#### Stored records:
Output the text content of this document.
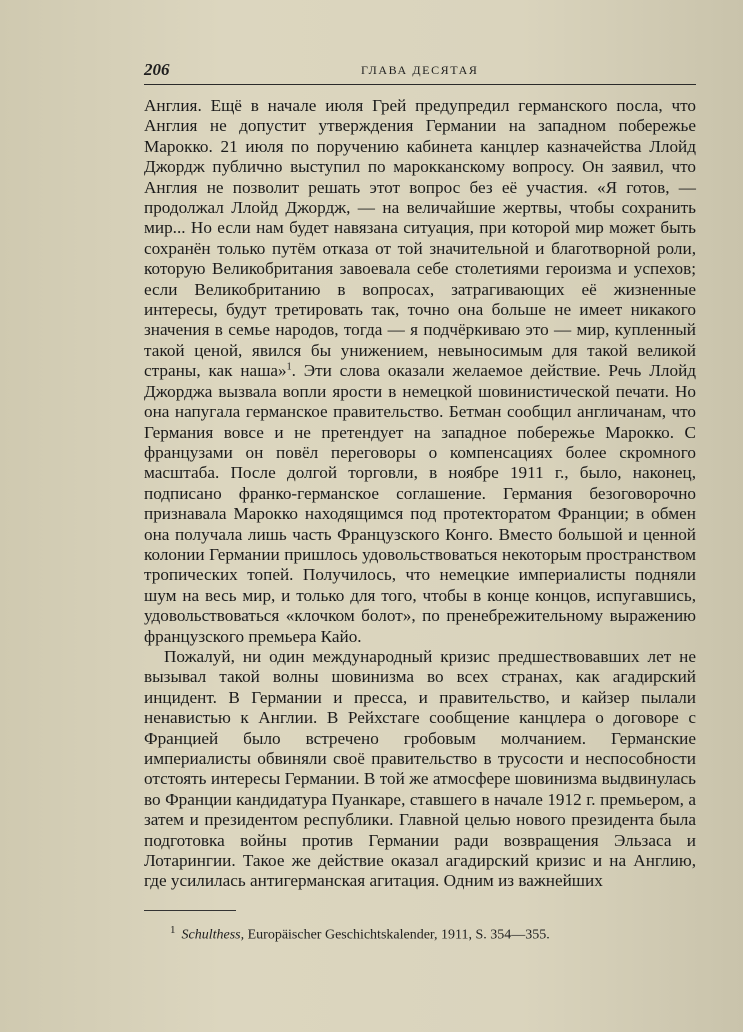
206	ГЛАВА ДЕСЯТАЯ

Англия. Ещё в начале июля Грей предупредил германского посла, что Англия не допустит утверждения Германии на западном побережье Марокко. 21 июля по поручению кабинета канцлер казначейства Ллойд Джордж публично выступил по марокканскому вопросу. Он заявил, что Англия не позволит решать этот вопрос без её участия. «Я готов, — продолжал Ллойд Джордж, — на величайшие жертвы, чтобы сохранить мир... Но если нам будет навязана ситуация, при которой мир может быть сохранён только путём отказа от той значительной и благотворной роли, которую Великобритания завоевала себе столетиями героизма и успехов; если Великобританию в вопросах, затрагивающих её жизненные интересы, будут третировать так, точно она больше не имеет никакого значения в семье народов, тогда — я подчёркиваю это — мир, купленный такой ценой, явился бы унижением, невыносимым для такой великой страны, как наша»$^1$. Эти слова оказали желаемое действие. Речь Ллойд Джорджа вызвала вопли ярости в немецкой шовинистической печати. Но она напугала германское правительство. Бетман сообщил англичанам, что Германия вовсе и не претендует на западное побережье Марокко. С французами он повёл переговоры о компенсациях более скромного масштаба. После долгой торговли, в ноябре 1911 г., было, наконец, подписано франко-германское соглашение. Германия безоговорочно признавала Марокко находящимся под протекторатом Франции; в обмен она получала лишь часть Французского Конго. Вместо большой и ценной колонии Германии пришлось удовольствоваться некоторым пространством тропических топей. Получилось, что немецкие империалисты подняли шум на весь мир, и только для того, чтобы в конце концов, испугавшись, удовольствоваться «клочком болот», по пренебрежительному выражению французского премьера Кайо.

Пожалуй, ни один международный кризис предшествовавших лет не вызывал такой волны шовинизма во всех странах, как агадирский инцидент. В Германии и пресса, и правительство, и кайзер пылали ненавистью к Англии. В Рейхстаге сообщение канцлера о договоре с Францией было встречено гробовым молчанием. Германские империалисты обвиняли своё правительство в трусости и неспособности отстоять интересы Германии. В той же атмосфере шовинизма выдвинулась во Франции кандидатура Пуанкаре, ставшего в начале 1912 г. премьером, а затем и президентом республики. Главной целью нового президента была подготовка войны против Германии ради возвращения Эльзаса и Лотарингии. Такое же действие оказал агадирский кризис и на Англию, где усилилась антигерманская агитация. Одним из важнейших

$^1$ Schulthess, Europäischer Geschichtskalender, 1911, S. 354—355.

---

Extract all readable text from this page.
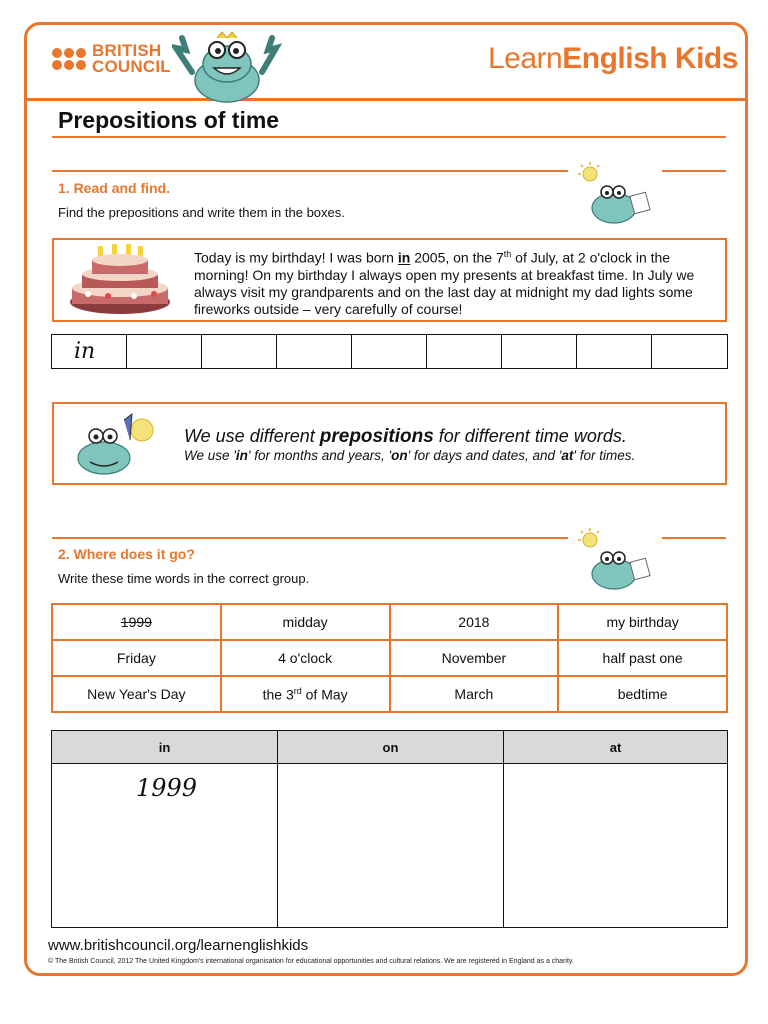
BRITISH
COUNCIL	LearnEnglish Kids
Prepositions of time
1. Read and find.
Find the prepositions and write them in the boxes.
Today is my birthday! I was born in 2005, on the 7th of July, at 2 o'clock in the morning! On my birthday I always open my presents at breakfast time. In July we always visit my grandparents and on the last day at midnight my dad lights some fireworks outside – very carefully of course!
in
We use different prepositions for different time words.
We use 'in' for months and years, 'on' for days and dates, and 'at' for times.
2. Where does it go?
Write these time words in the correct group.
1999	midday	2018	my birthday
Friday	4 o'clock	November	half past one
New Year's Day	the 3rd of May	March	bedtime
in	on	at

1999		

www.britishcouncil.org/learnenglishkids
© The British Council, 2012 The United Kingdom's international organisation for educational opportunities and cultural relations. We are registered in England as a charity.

#### What you will do:
Spot every line that holds "this" and copy it.

#### Result:
Output the text content of this document.
Extract all readable text from this page.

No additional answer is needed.